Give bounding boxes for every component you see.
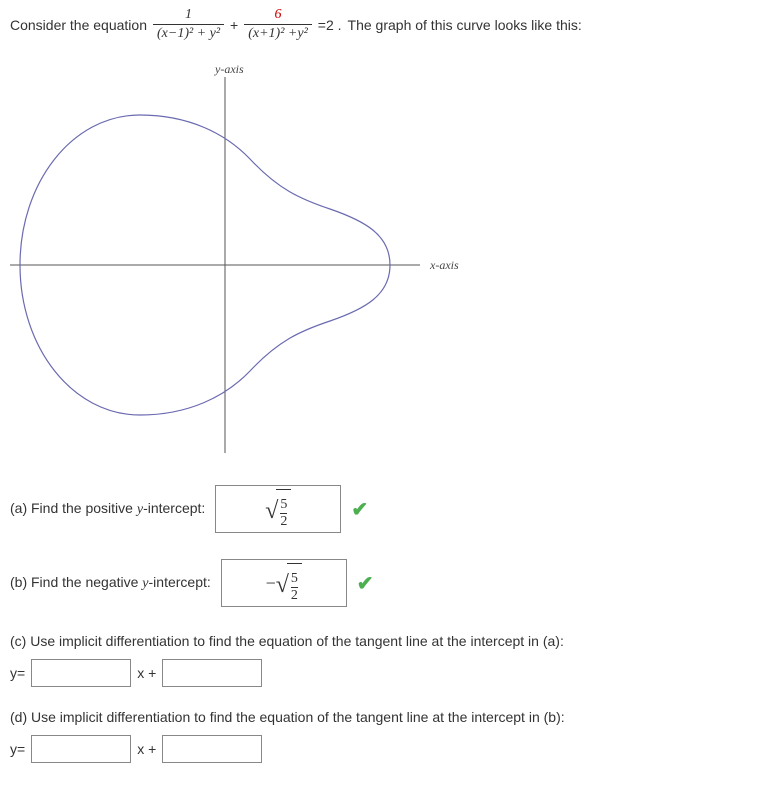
curve-graph: y-axis x-axis bbox=[10, 55, 470, 455]
part-d-intercept-input[interactable] bbox=[162, 735, 262, 763]
part-a-row: (a) Find the positive y-intercept: √ 5 2… bbox=[10, 485, 773, 533]
y-axis-label: y-axis bbox=[214, 62, 244, 76]
part-d-equation: y= x + bbox=[10, 735, 773, 763]
part-c-text: (c) Use implicit differentiation to find… bbox=[10, 633, 773, 649]
check-icon: ✔ bbox=[351, 497, 368, 522]
part-a-label: (a) Find the positive y-intercept: bbox=[10, 500, 205, 518]
mid-d: x + bbox=[137, 741, 156, 757]
plus-sign: + bbox=[230, 17, 238, 33]
part-c-equation: y= x + bbox=[10, 659, 773, 687]
problem-statement: Consider the equation 1 (x−1)² + y² + 6 … bbox=[10, 8, 773, 41]
part-a-answer: √ 5 2 bbox=[265, 489, 291, 529]
sqrt-icon: √ bbox=[265, 499, 278, 523]
part-a-answer-box[interactable]: √ 5 2 bbox=[215, 485, 341, 533]
mid-c: x + bbox=[137, 665, 156, 681]
part-d-text: (d) Use implicit differentiation to find… bbox=[10, 709, 773, 725]
part-c-slope-input[interactable] bbox=[31, 659, 131, 687]
equals-two: =2 . bbox=[318, 17, 342, 33]
part-d-slope-input[interactable] bbox=[31, 735, 131, 763]
part-b-answer: − √ 5 2 bbox=[266, 563, 302, 603]
part-b-label: (b) Find the negative y-intercept: bbox=[10, 574, 211, 592]
x-axis-label: x-axis bbox=[429, 258, 459, 272]
intro-lead: Consider the equation bbox=[10, 17, 147, 33]
fraction-1: 1 (x−1)² + y² bbox=[153, 8, 224, 41]
part-c-intercept-input[interactable] bbox=[162, 659, 262, 687]
intro-tail: The graph of this curve looks like this: bbox=[348, 17, 582, 33]
graph-container: y-axis x-axis bbox=[10, 55, 773, 455]
fraction-2: 6 (x+1)² +y² bbox=[244, 8, 312, 41]
lhs-c: y= bbox=[10, 665, 25, 681]
part-b-answer-box[interactable]: − √ 5 2 bbox=[221, 559, 347, 607]
part-b-row: (b) Find the negative y-intercept: − √ 5… bbox=[10, 559, 773, 607]
check-icon: ✔ bbox=[357, 571, 374, 596]
lhs-d: y= bbox=[10, 741, 25, 757]
sqrt-icon: √ bbox=[276, 573, 289, 597]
= = = = =
■ The request: In the listing, rename "check-icon" to "checkmark-icon" and reproduce the lines with all else unchanged. Begin at the line that has "curve-graph: y-axis x-axis" and stop after the line that has "problem-statement: Consider the".

■ Solution for this problem:
curve-graph: y-axis x-axis bbox=[10, 55, 470, 455]
part-d-intercept-input[interactable] bbox=[162, 735, 262, 763]
part-a-row: (a) Find the positive y-intercept: √ 5 2… bbox=[10, 485, 773, 533]
y-axis-label: y-axis bbox=[214, 62, 244, 76]
part-d-equation: y= x + bbox=[10, 735, 773, 763]
part-c-text: (c) Use implicit differentiation to find… bbox=[10, 633, 773, 649]
checkmark-icon: ✔ bbox=[351, 497, 368, 522]
part-a-label: (a) Find the positive y-intercept: bbox=[10, 500, 205, 518]
mid-d: x + bbox=[137, 741, 156, 757]
plus-sign: + bbox=[230, 17, 238, 33]
part-c-equation: y= x + bbox=[10, 659, 773, 687]
problem-statement: Consider the equation 1 (x−1)² + y² + 6 … bbox=[10, 8, 773, 41]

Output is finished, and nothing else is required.